Pick out each line of the records in which the word "name" appears.
------------------------------------
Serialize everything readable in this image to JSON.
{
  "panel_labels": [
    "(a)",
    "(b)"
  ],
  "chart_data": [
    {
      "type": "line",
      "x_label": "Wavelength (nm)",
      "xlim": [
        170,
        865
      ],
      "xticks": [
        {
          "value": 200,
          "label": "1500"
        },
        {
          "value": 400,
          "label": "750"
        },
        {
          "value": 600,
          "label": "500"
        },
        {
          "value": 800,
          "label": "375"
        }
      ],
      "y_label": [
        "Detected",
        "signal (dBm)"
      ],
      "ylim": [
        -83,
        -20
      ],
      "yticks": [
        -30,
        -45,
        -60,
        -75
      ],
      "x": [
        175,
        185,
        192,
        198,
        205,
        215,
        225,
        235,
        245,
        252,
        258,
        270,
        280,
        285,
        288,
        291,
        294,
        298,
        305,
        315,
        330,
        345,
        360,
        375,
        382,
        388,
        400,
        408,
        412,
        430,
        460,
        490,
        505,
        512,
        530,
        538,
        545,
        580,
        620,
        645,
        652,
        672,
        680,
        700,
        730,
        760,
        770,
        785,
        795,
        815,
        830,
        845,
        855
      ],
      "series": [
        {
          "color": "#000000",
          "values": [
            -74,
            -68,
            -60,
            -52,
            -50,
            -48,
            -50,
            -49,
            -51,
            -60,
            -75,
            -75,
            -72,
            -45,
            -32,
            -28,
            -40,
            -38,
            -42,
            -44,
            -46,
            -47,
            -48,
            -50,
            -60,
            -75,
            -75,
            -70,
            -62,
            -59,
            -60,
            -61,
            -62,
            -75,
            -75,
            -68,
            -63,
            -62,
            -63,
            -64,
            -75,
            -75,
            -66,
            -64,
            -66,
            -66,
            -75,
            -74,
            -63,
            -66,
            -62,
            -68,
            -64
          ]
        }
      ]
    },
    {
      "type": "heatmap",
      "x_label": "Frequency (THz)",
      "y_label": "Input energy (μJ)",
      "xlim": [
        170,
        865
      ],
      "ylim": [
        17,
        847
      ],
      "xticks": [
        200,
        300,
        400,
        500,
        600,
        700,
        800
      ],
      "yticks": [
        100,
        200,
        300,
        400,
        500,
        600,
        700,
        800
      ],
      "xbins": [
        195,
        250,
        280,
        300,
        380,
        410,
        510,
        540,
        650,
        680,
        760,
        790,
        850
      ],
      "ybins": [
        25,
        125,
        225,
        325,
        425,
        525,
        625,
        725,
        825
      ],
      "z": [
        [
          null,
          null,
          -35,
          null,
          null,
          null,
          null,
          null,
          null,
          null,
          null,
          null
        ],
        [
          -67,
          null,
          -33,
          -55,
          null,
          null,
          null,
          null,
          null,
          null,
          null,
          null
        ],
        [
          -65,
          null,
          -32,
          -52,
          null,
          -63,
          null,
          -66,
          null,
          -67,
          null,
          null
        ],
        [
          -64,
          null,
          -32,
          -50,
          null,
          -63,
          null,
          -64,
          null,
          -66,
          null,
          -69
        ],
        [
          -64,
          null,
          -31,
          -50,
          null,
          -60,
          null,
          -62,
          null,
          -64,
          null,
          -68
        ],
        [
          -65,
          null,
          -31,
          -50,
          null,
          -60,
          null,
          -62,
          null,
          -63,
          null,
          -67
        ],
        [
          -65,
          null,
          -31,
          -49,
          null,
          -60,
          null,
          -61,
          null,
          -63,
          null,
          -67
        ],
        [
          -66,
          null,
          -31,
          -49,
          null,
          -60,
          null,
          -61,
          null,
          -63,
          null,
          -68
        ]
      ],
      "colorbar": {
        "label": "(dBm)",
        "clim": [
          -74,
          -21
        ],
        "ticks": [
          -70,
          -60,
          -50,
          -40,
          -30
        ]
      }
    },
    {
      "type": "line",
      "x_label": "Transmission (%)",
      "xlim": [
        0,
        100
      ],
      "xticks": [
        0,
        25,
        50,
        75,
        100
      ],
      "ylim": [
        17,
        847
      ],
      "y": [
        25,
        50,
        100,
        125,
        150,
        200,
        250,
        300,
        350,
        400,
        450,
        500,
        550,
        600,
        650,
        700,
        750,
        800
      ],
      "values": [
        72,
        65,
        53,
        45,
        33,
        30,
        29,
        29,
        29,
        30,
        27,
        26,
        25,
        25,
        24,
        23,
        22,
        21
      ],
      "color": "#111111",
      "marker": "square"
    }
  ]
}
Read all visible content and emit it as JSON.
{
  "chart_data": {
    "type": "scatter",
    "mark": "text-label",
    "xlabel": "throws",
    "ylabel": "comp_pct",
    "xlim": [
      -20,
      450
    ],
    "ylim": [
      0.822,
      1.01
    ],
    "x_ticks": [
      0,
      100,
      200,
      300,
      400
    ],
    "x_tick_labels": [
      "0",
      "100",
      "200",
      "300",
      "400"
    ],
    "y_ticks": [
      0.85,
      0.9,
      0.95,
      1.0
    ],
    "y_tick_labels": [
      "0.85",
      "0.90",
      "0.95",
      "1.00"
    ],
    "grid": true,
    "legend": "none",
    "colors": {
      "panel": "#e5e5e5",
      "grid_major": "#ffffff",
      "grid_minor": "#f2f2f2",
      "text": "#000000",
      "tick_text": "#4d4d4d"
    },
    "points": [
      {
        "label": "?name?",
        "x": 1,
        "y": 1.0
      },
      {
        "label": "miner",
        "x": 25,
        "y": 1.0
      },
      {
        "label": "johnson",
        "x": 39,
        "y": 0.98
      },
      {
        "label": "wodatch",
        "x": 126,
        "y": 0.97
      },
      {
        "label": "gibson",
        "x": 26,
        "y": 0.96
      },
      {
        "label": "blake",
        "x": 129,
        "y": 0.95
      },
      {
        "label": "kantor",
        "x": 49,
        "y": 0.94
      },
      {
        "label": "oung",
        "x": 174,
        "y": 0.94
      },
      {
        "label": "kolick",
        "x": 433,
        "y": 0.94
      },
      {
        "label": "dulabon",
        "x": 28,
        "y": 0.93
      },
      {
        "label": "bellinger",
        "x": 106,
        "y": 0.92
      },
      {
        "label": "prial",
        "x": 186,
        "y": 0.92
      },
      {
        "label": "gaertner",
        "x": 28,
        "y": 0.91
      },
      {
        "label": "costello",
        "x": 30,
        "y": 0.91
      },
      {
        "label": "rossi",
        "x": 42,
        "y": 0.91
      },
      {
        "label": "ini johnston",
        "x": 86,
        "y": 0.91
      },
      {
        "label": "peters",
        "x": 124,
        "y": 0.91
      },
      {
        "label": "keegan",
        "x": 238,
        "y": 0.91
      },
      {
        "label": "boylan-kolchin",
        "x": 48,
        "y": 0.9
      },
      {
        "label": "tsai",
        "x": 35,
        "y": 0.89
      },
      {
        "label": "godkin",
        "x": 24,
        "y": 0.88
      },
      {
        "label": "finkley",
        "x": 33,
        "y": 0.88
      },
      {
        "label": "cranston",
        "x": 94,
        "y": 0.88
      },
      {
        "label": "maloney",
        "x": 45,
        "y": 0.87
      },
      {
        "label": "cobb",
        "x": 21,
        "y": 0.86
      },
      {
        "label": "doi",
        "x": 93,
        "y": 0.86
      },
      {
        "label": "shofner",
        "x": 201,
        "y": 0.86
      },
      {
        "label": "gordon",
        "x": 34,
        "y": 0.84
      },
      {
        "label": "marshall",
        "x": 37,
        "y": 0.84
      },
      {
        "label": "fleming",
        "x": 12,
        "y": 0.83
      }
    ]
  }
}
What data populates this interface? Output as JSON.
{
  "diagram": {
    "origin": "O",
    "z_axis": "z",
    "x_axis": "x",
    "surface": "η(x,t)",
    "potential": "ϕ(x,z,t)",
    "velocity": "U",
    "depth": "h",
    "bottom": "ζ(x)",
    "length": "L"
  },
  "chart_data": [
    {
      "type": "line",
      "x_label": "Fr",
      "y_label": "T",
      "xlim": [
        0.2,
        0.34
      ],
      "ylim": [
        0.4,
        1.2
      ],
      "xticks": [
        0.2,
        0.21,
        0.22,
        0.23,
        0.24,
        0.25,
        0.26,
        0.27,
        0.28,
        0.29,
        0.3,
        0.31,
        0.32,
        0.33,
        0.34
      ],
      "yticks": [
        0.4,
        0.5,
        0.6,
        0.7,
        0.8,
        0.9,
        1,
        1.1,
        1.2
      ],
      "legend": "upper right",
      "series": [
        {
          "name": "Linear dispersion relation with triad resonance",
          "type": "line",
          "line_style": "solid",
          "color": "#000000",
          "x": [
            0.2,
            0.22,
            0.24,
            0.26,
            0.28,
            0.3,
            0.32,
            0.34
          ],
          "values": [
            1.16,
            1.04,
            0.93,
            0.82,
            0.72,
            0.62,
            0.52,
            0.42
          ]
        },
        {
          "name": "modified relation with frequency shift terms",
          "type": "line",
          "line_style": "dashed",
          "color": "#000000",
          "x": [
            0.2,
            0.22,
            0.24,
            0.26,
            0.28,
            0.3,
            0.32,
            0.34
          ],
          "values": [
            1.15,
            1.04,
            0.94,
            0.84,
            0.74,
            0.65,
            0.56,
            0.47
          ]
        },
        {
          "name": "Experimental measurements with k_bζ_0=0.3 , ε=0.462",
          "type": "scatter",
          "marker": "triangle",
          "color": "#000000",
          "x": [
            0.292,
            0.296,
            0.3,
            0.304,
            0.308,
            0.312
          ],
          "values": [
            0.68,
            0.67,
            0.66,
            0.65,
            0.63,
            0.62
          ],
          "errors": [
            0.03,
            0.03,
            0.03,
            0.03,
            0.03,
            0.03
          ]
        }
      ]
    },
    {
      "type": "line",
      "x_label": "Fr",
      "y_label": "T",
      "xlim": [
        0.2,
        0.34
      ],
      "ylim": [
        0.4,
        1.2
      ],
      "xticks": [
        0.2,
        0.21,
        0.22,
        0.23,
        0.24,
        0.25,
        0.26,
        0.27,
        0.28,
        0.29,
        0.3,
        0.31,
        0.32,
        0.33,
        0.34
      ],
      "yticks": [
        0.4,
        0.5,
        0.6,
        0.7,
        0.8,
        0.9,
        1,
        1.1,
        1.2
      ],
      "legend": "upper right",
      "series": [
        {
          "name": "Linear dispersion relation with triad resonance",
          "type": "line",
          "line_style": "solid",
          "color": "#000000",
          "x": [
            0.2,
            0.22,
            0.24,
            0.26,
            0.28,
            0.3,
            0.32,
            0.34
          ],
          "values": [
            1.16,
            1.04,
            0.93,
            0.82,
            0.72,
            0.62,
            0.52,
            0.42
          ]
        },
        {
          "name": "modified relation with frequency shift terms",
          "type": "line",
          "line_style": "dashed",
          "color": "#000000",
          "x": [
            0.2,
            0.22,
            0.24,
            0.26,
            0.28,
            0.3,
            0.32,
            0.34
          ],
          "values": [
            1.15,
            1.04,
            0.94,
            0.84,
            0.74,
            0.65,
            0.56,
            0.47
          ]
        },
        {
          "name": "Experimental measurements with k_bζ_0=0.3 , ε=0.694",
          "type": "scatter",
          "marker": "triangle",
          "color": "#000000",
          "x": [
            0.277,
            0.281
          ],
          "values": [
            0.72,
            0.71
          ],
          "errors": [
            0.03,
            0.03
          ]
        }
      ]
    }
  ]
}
------------------------------------
RESULT OF THIS EXERCISE —
        "label": "?name?",
          "name": "Linear dispersion relation with triad resonance",
          "name": "modified relation with frequency shift terms",
          "name": "Experimental measurements with k_bζ_0=0.3 , ε=0.462",
          "name": "Linear dispersion relation with triad resonance",
          "name": "modified relation with frequency shift terms",
          "name": "Experimental measurements with k_bζ_0=0.3 , ε=0.694",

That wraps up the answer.